Data tied to figure images:
_ _ _ _

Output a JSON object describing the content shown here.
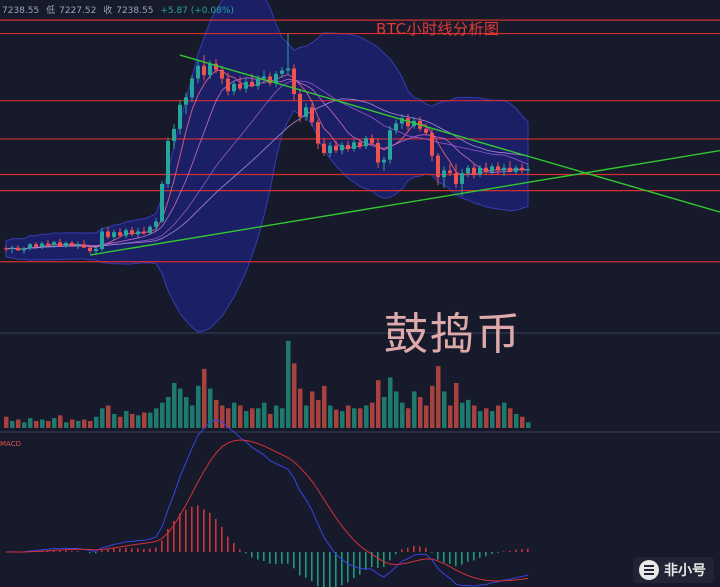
{
  "header": {
    "price_partial": "7238.55",
    "low_label": "低",
    "low_value": "7227.52",
    "close_label": "收",
    "close_value": "7238.55",
    "change": "+5.87 (+0.08%)"
  },
  "chart_title": "BTC小时线分析图",
  "watermark": "鼓捣币",
  "macd_label": "MACD",
  "logo_text": "非小号",
  "colors": {
    "background": "#161a2b",
    "up": "#26a69a",
    "down": "#ef5350",
    "band_fill": "#1c2170",
    "band_edge": "#3b43c9",
    "hline": "#d32f2f",
    "trendline": "#32c832",
    "title": "#e53935"
  },
  "icons": [
    "feixiaohao-logo-icon"
  ],
  "chart_data": {
    "type": "candlestick",
    "title": "BTC小时线分析图",
    "candles_ohlc": [
      [
        7080,
        7083,
        7075,
        7079
      ],
      [
        7079,
        7084,
        7073,
        7081
      ],
      [
        7081,
        7085,
        7076,
        7077
      ],
      [
        7077,
        7082,
        7072,
        7080
      ],
      [
        7080,
        7088,
        7077,
        7086
      ],
      [
        7086,
        7089,
        7080,
        7082
      ],
      [
        7082,
        7090,
        7079,
        7087
      ],
      [
        7087,
        7092,
        7083,
        7085
      ],
      [
        7085,
        7091,
        7080,
        7089
      ],
      [
        7089,
        7094,
        7082,
        7083
      ],
      [
        7083,
        7090,
        7080,
        7088
      ],
      [
        7088,
        7091,
        7082,
        7084
      ],
      [
        7084,
        7090,
        7079,
        7086
      ],
      [
        7086,
        7092,
        7080,
        7081
      ],
      [
        7081,
        7085,
        7072,
        7076
      ],
      [
        7076,
        7082,
        7070,
        7079
      ],
      [
        7079,
        7110,
        7076,
        7105
      ],
      [
        7105,
        7112,
        7094,
        7097
      ],
      [
        7097,
        7108,
        7092,
        7104
      ],
      [
        7104,
        7110,
        7096,
        7099
      ],
      [
        7099,
        7110,
        7095,
        7107
      ],
      [
        7107,
        7112,
        7098,
        7101
      ],
      [
        7101,
        7110,
        7096,
        7105
      ],
      [
        7105,
        7112,
        7100,
        7103
      ],
      [
        7103,
        7115,
        7100,
        7112
      ],
      [
        7112,
        7125,
        7106,
        7120
      ],
      [
        7120,
        7180,
        7118,
        7176
      ],
      [
        7176,
        7245,
        7170,
        7240
      ],
      [
        7240,
        7265,
        7228,
        7258
      ],
      [
        7258,
        7300,
        7250,
        7294
      ],
      [
        7294,
        7312,
        7280,
        7305
      ],
      [
        7305,
        7338,
        7298,
        7333
      ],
      [
        7333,
        7360,
        7326,
        7352
      ],
      [
        7352,
        7368,
        7330,
        7338
      ],
      [
        7338,
        7360,
        7332,
        7355
      ],
      [
        7355,
        7362,
        7341,
        7346
      ],
      [
        7346,
        7352,
        7325,
        7333
      ],
      [
        7333,
        7342,
        7308,
        7314
      ],
      [
        7314,
        7330,
        7308,
        7325
      ],
      [
        7325,
        7336,
        7315,
        7318
      ],
      [
        7318,
        7334,
        7312,
        7328
      ],
      [
        7328,
        7340,
        7320,
        7322
      ],
      [
        7322,
        7338,
        7316,
        7333
      ],
      [
        7333,
        7345,
        7325,
        7336
      ],
      [
        7336,
        7342,
        7322,
        7326
      ],
      [
        7326,
        7344,
        7320,
        7340
      ],
      [
        7340,
        7350,
        7334,
        7345
      ],
      [
        7345,
        7400,
        7338,
        7348
      ],
      [
        7348,
        7354,
        7300,
        7310
      ],
      [
        7310,
        7318,
        7268,
        7276
      ],
      [
        7276,
        7296,
        7270,
        7290
      ],
      [
        7290,
        7296,
        7262,
        7268
      ],
      [
        7268,
        7272,
        7228,
        7236
      ],
      [
        7236,
        7244,
        7218,
        7222
      ],
      [
        7222,
        7238,
        7216,
        7233
      ],
      [
        7233,
        7240,
        7222,
        7226
      ],
      [
        7226,
        7238,
        7220,
        7234
      ],
      [
        7234,
        7240,
        7224,
        7228
      ],
      [
        7228,
        7242,
        7224,
        7238
      ],
      [
        7238,
        7242,
        7228,
        7232
      ],
      [
        7232,
        7248,
        7228,
        7244
      ],
      [
        7244,
        7250,
        7234,
        7237
      ],
      [
        7237,
        7244,
        7200,
        7208
      ],
      [
        7208,
        7216,
        7195,
        7212
      ],
      [
        7212,
        7262,
        7206,
        7256
      ],
      [
        7256,
        7272,
        7250,
        7266
      ],
      [
        7266,
        7280,
        7258,
        7274
      ],
      [
        7274,
        7280,
        7256,
        7262
      ],
      [
        7262,
        7276,
        7258,
        7270
      ],
      [
        7270,
        7276,
        7254,
        7258
      ],
      [
        7258,
        7266,
        7248,
        7252
      ],
      [
        7252,
        7258,
        7210,
        7218
      ],
      [
        7218,
        7222,
        7174,
        7186
      ],
      [
        7186,
        7202,
        7170,
        7196
      ],
      [
        7196,
        7206,
        7188,
        7192
      ],
      [
        7192,
        7206,
        7170,
        7176
      ],
      [
        7176,
        7198,
        7158,
        7192
      ],
      [
        7192,
        7204,
        7186,
        7200
      ],
      [
        7200,
        7206,
        7184,
        7190
      ],
      [
        7190,
        7204,
        7186,
        7200
      ],
      [
        7200,
        7208,
        7190,
        7194
      ],
      [
        7194,
        7206,
        7190,
        7202
      ],
      [
        7202,
        7208,
        7190,
        7196
      ],
      [
        7196,
        7206,
        7188,
        7200
      ],
      [
        7200,
        7210,
        7193,
        7194
      ],
      [
        7194,
        7204,
        7190,
        7200
      ],
      [
        7200,
        7206,
        7192,
        7196
      ],
      [
        7196,
        7205,
        7190,
        7198
      ]
    ],
    "volume": [
      8,
      5,
      6,
      4,
      7,
      5,
      6,
      5,
      7,
      9,
      4,
      6,
      5,
      6,
      5,
      8,
      14,
      16,
      10,
      8,
      12,
      10,
      9,
      11,
      11,
      14,
      18,
      22,
      32,
      28,
      22,
      16,
      30,
      42,
      28,
      20,
      16,
      14,
      18,
      16,
      12,
      14,
      14,
      18,
      10,
      16,
      14,
      62,
      46,
      28,
      16,
      26,
      20,
      30,
      16,
      13,
      12,
      16,
      14,
      14,
      16,
      18,
      34,
      22,
      36,
      26,
      18,
      14,
      26,
      22,
      16,
      30,
      44,
      26,
      16,
      32,
      18,
      20,
      16,
      12,
      14,
      12,
      16,
      18,
      14,
      10,
      8,
      4
    ],
    "horizontal_levels": [
      7420,
      7400,
      7300,
      7243,
      7190,
      7166,
      7060
    ],
    "trendlines": [
      {
        "points": [
          [
            29,
            7368
          ],
          [
            99,
            7186
          ]
        ]
      },
      {
        "points": [
          [
            14,
            7070
          ],
          [
            99,
            7196
          ]
        ]
      }
    ],
    "indicators": [
      "bollinger bands",
      "moving averages",
      "volume",
      "macd"
    ],
    "grid": false
  }
}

_ _ _ _

* [WHAT THIS TASK INVOLVES]:
Scan the lines above for "BTC小时线分析图", then copy every one that has it.

* [SOLUTION TO THIS TASK]:
  "chart_title": "BTC小时线分析图",
    "title": "BTC小时线分析图",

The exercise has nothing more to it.